[TASK REQUIREMENTS]: For this exercise, repeat all of the material verbatim apart from its images.

[GIVEN DATA]:

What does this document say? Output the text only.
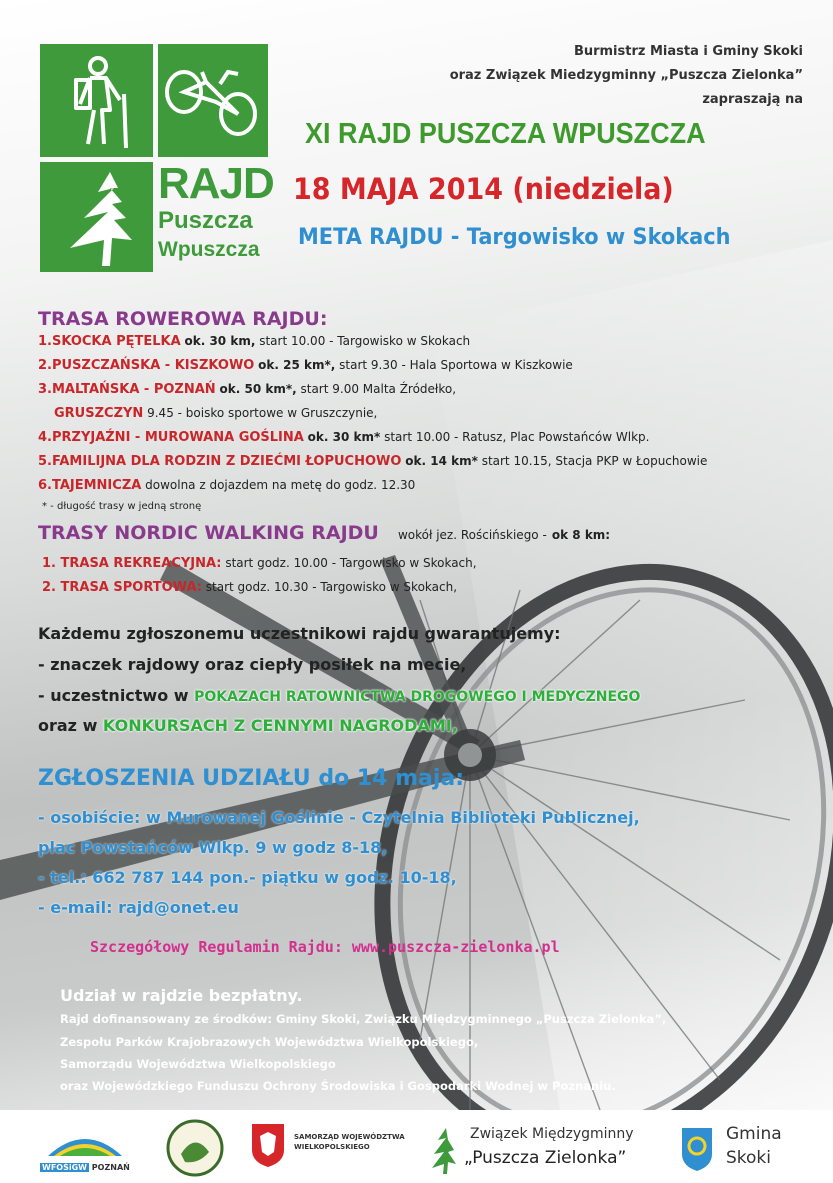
RAJD
Puszcza
Wpuszcza
Burmistrz Miasta i Gminy Skoki
oraz Związek Miedzygminny „Puszcza Zielonka”
zapraszają na
XI RAJD PUSZCZA WPUSZCZA
18 MAJA 2014 (niedziela)
META RAJDU - Targowisko w Skokach
TRASA ROWEROWA RAJDU:
1.SKOCKA PĘTELKA ok. 30 km, start 10.00 - Targowisko w Skokach
2.PUSZCZAŃSKA - KISZKOWO ok. 25 km*, start 9.30 - Hala Sportowa w Kiszkowie
3.MALTAŃSKA - POZNAŃ ok. 50 km*, start 9.00 Malta Źródełko,
GRUSZCZYN 9.45 - boisko sportowe w Gruszczynie,
4.PRZYJAŹNI - MUROWANA GOŚLINA ok. 30 km* start 10.00 - Ratusz, Plac Powstańców Wlkp.
5.FAMILIJNA DLA RODZIN Z DZIEĆMI ŁOPUCHOWO ok. 14 km* start 10.15, Stacja PKP w Łopuchowie
6.TAJEMNICZA dowolna z dojazdem na metę do godz. 12.30
* - długość trasy w jedną stronę
TRASY NORDIC WALKING RAJDU wokół jez. Rościńskiego - ok 8 km:
1. TRASA REKREACYJNA: start godz. 10.00 - Targowisko w Skokach,
2. TRASA SPORTOWA: start godz. 10.30 - Targowisko w Skokach,
Każdemu zgłoszonemu uczestnikowi rajdu gwarantujemy:
- znaczek rajdowy oraz ciepły posiłek na mecie,
- uczestnictwo w POKAZACH RATOWNICTWA DROGOWEGO I MEDYCZNEGO
oraz w KONKURSACH Z CENNYMI NAGRODAMI,
ZGŁOSZENIA UDZIAŁU do 14 maja:
- osobiście: w Murowanej Goślinie - Czytelnia Biblioteki Publicznej,
plac Powstańców Wlkp. 9 w godz 8-18,
- tel.: 662 787 144 pon.- piątku w godz. 10-18,
- e-mail: rajd@onet.eu
Szczegółowy Regulamin Rajdu: www.puszcza-zielonka.pl
Udział w rajdzie bezpłatny.
Rajd dofinansowany ze środków: Gminy Skoki, Związku Międzygminnego „Puszcza Zielonka”,
Zespołu Parków Krajobrazowych Województwa Wielkopolskiego,
Samorządu Województwa Wielkopolskiego
oraz Wojewódzkiego Funduszu Ochrony Środowiska i Gospodarki Wodnej w Poznaniu.
WFOŚiGW POZNAŃ
SAMORZĄD WOJEWÓDZTWA
WIELKOPOLSKIEGO
Związek Międzygminny
„Puszcza Zielonka”
Gmina
Skoki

[SOLUTION TO THIS EXERCISE]:
What does this document say? Output the text only.
RAJD
Puszcza
Wpuszcza
Burmistrz Miasta i Gminy Skoki
oraz Związek Miedzygminny „Puszcza Zielonka”
zapraszają na
XI RAJD PUSZCZA WPUSZCZA
18 MAJA 2014 (niedziela)
META RAJDU - Targowisko w Skokach
TRASA ROWEROWA RAJDU:
1.SKOCKA PĘTELKA ok. 30 km, start 10.00 - Targowisko w Skokach
2.PUSZCZAŃSKA - KISZKOWO ok. 25 km*, start 9.30 - Hala Sportowa w Kiszkowie
3.MALTAŃSKA - POZNAŃ ok. 50 km*, start 9.00 Malta Źródełko,
GRUSZCZYN 9.45 - boisko sportowe w Gruszczynie,
4.PRZYJAŹNI - MUROWANA GOŚLINA ok. 30 km* start 10.00 - Ratusz, Plac Powstańców Wlkp.
5.FAMILIJNA DLA RODZIN Z DZIEĆMI ŁOPUCHOWO ok. 14 km* start 10.15, Stacja PKP w Łopuchowie
6.TAJEMNICZA dowolna z dojazdem na metę do godz. 12.30
* - długość trasy w jedną stronę
TRASY NORDIC WALKING RAJDU wokół jez. Rościńskiego - ok 8 km:
1. TRASA REKREACYJNA: start godz. 10.00 - Targowisko w Skokach,
2. TRASA SPORTOWA: start godz. 10.30 - Targowisko w Skokach,
Każdemu zgłoszonemu uczestnikowi rajdu gwarantujemy:
- znaczek rajdowy oraz ciepły posiłek na mecie,
- uczestnictwo w POKAZACH RATOWNICTWA DROGOWEGO I MEDYCZNEGO
oraz w KONKURSACH Z CENNYMI NAGRODAMI,
ZGŁOSZENIA UDZIAŁU do 14 maja:
- osobiście: w Murowanej Goślinie - Czytelnia Biblioteki Publicznej,
plac Powstańców Wlkp. 9 w godz 8-18,
- tel.: 662 787 144 pon.- piątku w godz. 10-18,
- e-mail: rajd@onet.eu
Szczegółowy Regulamin Rajdu: www.puszcza-zielonka.pl
Udział w rajdzie bezpłatny.
Rajd dofinansowany ze środków: Gminy Skoki, Związku Międzygminnego „Puszcza Zielonka”,
Zespołu Parków Krajobrazowych Województwa Wielkopolskiego,
Samorządu Województwa Wielkopolskiego
oraz Wojewódzkiego Funduszu Ochrony Środowiska i Gospodarki Wodnej w Poznaniu.
WFOŚiGW POZNAŃ
SAMORZĄD WOJEWÓDZTWA
WIELKOPOLSKIEGO
Związek Międzygminny
„Puszcza Zielonka”
Gmina
Skoki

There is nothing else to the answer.